Extract to read >>

######

María Corina Smith Pocaterra (born 8 September 1991) better known as Corina Smith, is a Venezuelan singer, actress and model.

Personal life 
Corina Smith was born in the city of Caracas, Venezuela, on 8 September 1991. She is the daughter of Roberto Smith Perera, leader of the Venezuelan opposition party Popular Will and Marina Pocaterra. Corina Smith studied economics and finance at the Bentley University, in the United States, until 2014, when she returned to Venezuela.

Smith has two sisters, María Sofía Smith and María Elisa Smith.

Career 
Smith debuted on television in 2009, participating in the television series, Somos tú y yo: Un nuevo día, playing Maria Corina, a cheerleader of the Granadillo Academy. The series is a spin-off of Somos tú y yo. The series was premiered on 17 August 2009 by the Boomerang Latin American channel.

In 2010, Smith joined the main cast of the series, NPS: No puede ser. The series is the second spin-off of Somos tú y yo and marks the closing of the series, the series premiered for the first time 25 July 2010 in Venezuela by Venevisión and on 8 November 2010 by the Boomerang Latin American channel.

Career as a singer 
In 2015, she debuted as a singer with a promotional single, "La Difícil", from which she recorded a video clip in La Guaira, Venezuela, with the participation of Sheryl Rubio, Rosmeri Marval, Rosangelica Piscitelli, Natalia Moretti and Vanessa Suárez.

######

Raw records
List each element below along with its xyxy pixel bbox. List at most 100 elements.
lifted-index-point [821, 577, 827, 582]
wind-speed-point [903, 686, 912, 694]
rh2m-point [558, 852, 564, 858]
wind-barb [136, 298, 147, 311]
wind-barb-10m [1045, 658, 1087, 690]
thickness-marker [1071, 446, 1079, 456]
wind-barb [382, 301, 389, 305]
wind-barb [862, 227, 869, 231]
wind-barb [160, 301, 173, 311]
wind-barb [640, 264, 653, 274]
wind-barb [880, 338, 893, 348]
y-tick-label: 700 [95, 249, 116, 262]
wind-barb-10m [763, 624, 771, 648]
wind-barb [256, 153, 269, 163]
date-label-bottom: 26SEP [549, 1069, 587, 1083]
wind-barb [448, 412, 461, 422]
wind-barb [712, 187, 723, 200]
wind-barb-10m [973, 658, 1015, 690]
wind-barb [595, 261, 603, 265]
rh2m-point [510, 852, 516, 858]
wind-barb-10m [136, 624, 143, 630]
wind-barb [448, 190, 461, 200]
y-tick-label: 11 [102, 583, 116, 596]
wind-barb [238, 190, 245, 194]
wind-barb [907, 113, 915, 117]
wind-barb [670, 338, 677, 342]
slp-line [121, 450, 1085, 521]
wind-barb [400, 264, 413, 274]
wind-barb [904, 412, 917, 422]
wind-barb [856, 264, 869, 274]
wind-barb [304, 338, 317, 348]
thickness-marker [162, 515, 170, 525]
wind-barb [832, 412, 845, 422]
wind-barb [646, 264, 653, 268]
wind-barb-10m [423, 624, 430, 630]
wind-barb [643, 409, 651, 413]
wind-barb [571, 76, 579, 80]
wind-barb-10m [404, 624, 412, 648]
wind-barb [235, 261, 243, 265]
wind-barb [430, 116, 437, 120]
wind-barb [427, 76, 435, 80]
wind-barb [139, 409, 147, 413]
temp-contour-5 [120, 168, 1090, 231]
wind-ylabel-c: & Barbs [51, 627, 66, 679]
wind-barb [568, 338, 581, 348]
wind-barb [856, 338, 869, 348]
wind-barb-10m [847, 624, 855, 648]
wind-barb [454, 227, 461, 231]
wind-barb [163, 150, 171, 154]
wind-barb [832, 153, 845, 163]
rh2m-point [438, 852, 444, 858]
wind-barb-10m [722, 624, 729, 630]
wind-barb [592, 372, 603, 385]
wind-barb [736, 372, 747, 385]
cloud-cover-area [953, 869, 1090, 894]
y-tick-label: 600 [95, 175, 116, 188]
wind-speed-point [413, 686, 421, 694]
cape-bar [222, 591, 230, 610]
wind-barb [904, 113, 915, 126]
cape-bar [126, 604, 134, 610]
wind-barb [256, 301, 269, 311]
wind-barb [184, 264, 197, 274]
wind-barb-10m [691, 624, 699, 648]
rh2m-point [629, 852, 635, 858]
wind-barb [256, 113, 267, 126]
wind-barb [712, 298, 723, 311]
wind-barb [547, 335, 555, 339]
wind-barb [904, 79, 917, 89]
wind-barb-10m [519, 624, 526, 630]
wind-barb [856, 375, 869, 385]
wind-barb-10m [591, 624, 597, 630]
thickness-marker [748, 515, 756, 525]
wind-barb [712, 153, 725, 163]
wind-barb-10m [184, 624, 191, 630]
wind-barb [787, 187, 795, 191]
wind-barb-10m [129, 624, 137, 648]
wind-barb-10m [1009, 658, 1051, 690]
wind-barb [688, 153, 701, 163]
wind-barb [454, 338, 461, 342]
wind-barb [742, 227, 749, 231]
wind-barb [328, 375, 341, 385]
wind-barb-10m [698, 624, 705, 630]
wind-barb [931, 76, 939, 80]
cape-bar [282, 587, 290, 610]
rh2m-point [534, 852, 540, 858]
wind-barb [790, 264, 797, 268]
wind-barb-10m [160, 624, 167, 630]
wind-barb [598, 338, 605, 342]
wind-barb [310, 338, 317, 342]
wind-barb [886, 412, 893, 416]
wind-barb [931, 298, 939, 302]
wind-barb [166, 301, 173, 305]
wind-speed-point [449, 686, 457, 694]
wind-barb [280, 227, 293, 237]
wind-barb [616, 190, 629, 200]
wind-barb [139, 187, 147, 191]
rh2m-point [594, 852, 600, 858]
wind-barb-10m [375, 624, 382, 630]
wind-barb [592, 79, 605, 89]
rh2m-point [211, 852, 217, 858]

######

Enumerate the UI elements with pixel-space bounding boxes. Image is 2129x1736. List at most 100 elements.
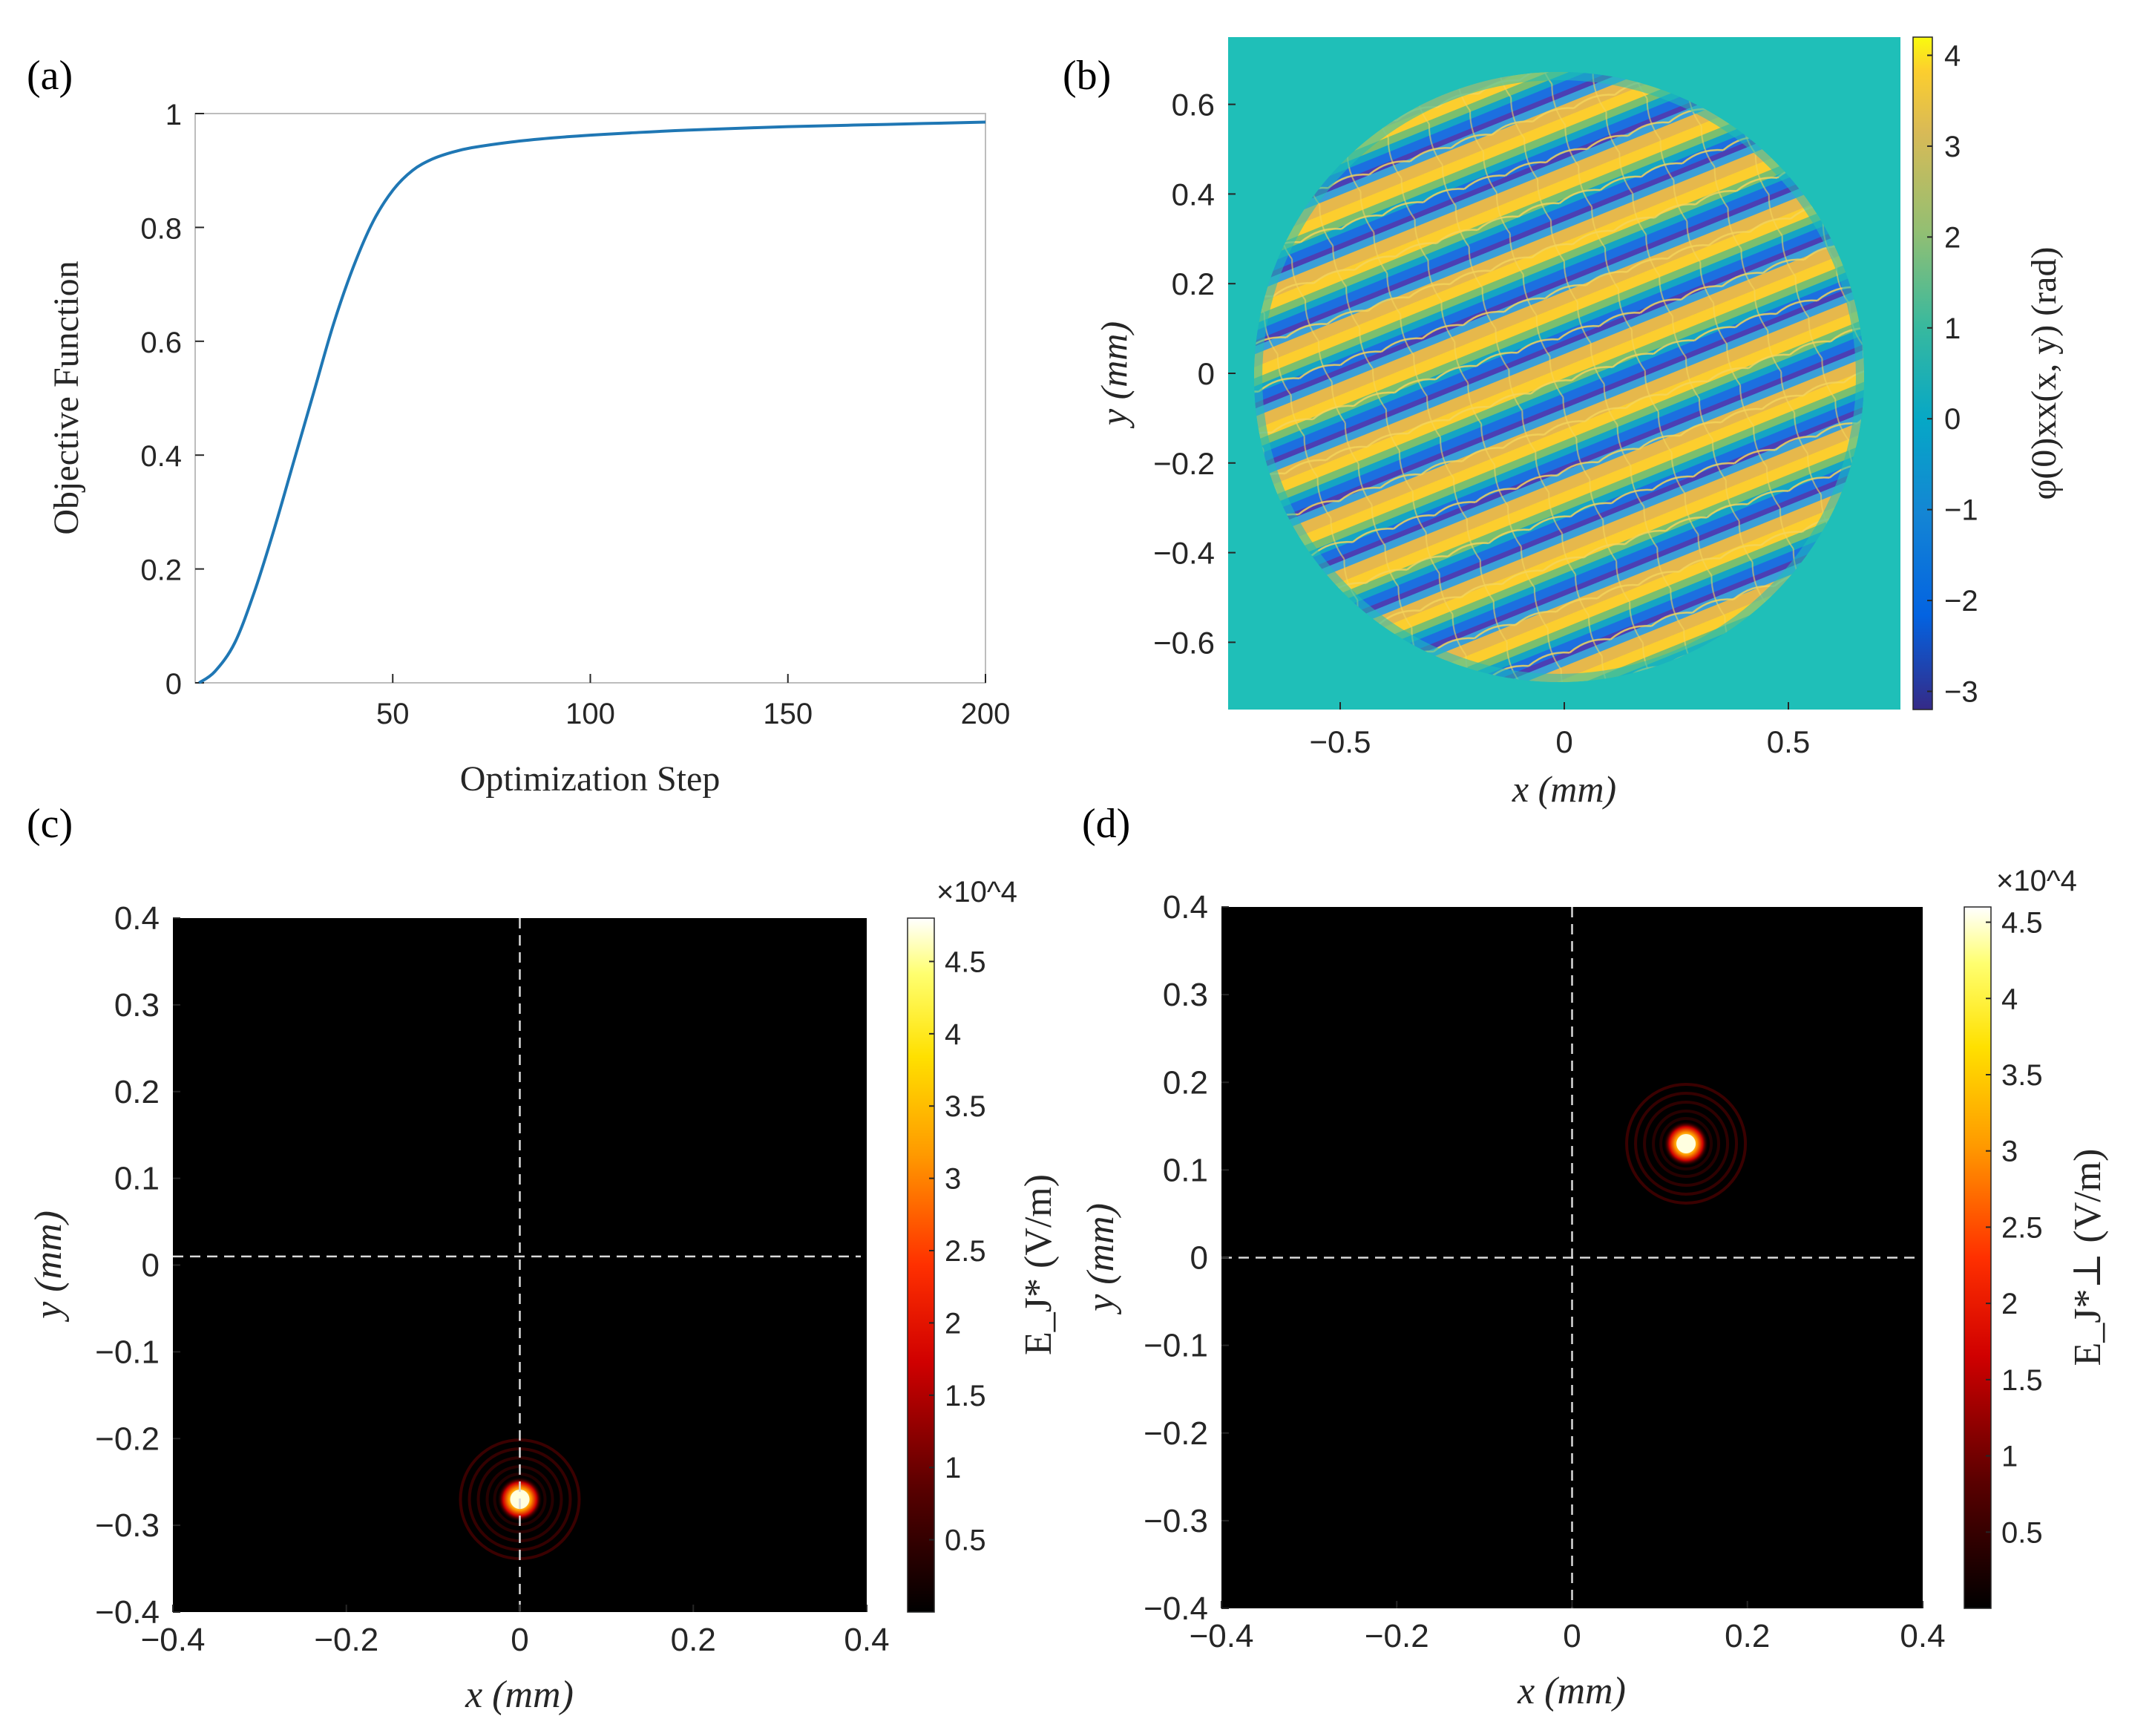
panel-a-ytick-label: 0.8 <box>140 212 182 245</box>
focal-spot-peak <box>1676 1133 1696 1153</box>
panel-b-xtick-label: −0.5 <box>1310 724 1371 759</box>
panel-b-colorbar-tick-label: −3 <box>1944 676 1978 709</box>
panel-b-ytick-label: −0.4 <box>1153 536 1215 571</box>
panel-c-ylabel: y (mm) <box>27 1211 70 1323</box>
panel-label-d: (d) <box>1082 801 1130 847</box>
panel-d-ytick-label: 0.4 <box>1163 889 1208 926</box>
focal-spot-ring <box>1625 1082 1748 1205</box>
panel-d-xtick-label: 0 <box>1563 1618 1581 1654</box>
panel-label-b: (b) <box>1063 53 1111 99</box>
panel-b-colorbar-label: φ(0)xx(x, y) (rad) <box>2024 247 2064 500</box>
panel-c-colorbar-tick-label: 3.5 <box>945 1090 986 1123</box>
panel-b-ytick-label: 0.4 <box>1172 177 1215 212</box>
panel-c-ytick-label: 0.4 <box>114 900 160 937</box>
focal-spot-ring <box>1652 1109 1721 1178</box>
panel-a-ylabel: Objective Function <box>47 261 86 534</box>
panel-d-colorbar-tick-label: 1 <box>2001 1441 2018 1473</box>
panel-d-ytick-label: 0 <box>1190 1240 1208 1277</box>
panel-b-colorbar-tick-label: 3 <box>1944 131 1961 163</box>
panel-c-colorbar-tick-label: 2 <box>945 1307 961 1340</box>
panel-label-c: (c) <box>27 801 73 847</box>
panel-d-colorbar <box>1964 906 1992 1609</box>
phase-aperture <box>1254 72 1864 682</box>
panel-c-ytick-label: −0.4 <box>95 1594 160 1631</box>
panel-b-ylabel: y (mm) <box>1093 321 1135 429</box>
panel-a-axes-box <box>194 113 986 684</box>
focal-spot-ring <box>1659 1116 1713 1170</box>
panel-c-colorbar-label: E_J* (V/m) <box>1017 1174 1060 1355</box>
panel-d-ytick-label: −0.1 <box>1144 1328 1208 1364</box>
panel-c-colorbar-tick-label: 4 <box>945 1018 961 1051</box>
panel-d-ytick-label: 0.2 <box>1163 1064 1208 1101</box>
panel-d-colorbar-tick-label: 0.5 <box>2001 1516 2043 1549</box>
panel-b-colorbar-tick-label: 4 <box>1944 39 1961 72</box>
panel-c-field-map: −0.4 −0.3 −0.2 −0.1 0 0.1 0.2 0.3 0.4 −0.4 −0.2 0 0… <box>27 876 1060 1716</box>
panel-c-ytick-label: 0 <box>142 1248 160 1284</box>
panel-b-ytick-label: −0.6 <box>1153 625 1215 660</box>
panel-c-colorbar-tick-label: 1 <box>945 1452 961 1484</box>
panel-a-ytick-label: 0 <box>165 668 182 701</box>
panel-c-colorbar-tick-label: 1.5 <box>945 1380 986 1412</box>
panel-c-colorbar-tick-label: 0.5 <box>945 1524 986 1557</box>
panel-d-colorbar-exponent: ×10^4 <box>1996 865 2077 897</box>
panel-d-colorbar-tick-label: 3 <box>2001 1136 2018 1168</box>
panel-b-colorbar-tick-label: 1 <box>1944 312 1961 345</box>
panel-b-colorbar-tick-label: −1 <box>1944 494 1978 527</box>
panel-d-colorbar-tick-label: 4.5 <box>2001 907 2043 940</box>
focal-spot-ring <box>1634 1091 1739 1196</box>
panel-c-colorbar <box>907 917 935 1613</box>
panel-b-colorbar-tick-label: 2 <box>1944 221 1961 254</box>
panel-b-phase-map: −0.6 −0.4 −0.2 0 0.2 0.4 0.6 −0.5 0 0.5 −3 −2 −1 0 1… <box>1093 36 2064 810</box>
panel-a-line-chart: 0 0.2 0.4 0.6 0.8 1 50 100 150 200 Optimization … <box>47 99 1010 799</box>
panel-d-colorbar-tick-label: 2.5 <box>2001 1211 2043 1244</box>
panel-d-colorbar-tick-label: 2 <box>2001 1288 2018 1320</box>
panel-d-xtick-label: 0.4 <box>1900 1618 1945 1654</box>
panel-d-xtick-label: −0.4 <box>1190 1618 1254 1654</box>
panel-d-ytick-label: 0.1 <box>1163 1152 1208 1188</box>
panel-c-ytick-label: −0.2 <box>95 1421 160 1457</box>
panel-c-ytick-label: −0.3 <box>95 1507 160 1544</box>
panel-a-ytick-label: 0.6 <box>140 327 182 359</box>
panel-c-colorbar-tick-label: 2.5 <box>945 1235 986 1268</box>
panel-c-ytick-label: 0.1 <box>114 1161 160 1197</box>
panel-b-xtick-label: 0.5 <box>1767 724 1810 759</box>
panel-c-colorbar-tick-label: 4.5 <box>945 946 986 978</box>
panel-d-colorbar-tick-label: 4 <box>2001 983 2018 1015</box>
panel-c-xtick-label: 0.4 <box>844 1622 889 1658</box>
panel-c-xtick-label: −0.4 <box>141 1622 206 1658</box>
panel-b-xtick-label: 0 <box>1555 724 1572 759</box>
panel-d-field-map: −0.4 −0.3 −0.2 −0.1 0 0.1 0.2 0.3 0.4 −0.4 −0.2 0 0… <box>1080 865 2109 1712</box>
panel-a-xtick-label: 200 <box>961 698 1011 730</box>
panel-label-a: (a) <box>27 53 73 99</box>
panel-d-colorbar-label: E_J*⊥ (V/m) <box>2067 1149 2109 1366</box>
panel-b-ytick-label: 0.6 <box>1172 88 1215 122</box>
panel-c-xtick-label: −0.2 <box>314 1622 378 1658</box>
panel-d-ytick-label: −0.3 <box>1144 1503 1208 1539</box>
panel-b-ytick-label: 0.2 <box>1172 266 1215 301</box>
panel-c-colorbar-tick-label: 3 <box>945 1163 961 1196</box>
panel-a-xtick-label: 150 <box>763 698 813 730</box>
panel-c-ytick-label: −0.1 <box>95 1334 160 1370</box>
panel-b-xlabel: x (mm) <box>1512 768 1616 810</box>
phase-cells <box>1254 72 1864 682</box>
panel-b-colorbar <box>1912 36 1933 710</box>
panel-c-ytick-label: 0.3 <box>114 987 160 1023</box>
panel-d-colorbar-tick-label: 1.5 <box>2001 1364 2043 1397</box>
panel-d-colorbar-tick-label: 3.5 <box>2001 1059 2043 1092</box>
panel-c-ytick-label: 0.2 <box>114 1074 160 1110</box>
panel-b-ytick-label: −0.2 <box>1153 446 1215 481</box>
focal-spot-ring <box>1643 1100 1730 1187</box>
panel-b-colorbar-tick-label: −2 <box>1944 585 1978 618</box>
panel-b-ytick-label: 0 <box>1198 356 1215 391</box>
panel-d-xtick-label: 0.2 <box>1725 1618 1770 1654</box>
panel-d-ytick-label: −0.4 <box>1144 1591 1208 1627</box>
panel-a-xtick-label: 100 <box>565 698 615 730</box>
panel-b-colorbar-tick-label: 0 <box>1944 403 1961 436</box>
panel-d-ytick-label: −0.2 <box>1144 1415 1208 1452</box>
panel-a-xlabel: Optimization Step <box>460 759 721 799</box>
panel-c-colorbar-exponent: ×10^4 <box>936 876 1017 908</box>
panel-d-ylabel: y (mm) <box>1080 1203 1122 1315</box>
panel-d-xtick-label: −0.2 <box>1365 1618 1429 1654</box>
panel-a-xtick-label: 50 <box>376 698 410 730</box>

######

Exercise requirements >> Pick up the Corina Smith biography after its final sentence and carry it forward.

Output of the task >>
In May 2016, she released her second single, "Vitamina D", The single is part of the singer's first album. In September 2016, she released her third single "Escape" along with Venezuelan singer Gustavo Elis. The video clip was produced by Nael and Justin, who on other occasions have worked with artists such as Jonathan Moly and Illegales. In December 2016, she released her fourth single "Ahora o Nunca".

In June 2017, she was invited to present a prize in the Heat Latin Music Awards, made by the HTV music channel. In August 2017, she traveled to Ecuador as part of the disc promotion and was the opening act of the singer Daddy Yankee in Guayaquil. In September 2017, Corina presented her new single "Completa". The video was under the production of Nael and Justin. The single quickly managed to position itself at the top of Record Report and as a result of the success obtained, it was the image of important brands in Venezuela.

In February 2018, Smith presents her new single, "Montaña Rusa". The video was under the production of Nael and Justin. In July 2018, she released the single "Más". The video was under the production of Nael and Justin. In September 2018, she released the single "Cantante" with the collaboration of the Venezuelan singers Neutro Shorty and Big Soto. The song was under the production of the music companies Rimas Music and Trap Money. In December 2018, she released the single "Este año". The song was under the production of the musical company DLS Music.

In January 2019, she released the single "Mientras Tanto". The video was directed by Jose Bueno. In February 2019, she released the single "Fondo de Pantalla". The song was under the production of the musical company DLS Music. In April 2019 she released her single "Se te nota".

In 2020 were released a lot of singles and collaborations, some of them are "A Veces", "Dejame Llevarte" with Nibal, "Te Voy a Extrañar" with Lyanno, “Por Fin” and “Un Día Mas”. 

In 2021 were released the singles "Obviamente" and the others three singles that will be included in her first Debut EP; “A Veces”, “GPS” and “Roto”. 

In March 2022, was released her first EP called “Antisocial".

Filmography

Discography

Extended Plays

Singles 

 "La Difícil" (2015)
 "Vitamina D" (2016)
 "Escape" (2016)
 "Ahora o Nunca" (2016)
 "Completa" (2017)
 "Montaña Rusa" (2018)
 "Más" (2018)
 "Soy Para Mi" (2018)
 "Cantante" with Neutro Shorty and Big Soto (2018)
 "Este Año" (2018)
 "Mientras Tanto" (2019)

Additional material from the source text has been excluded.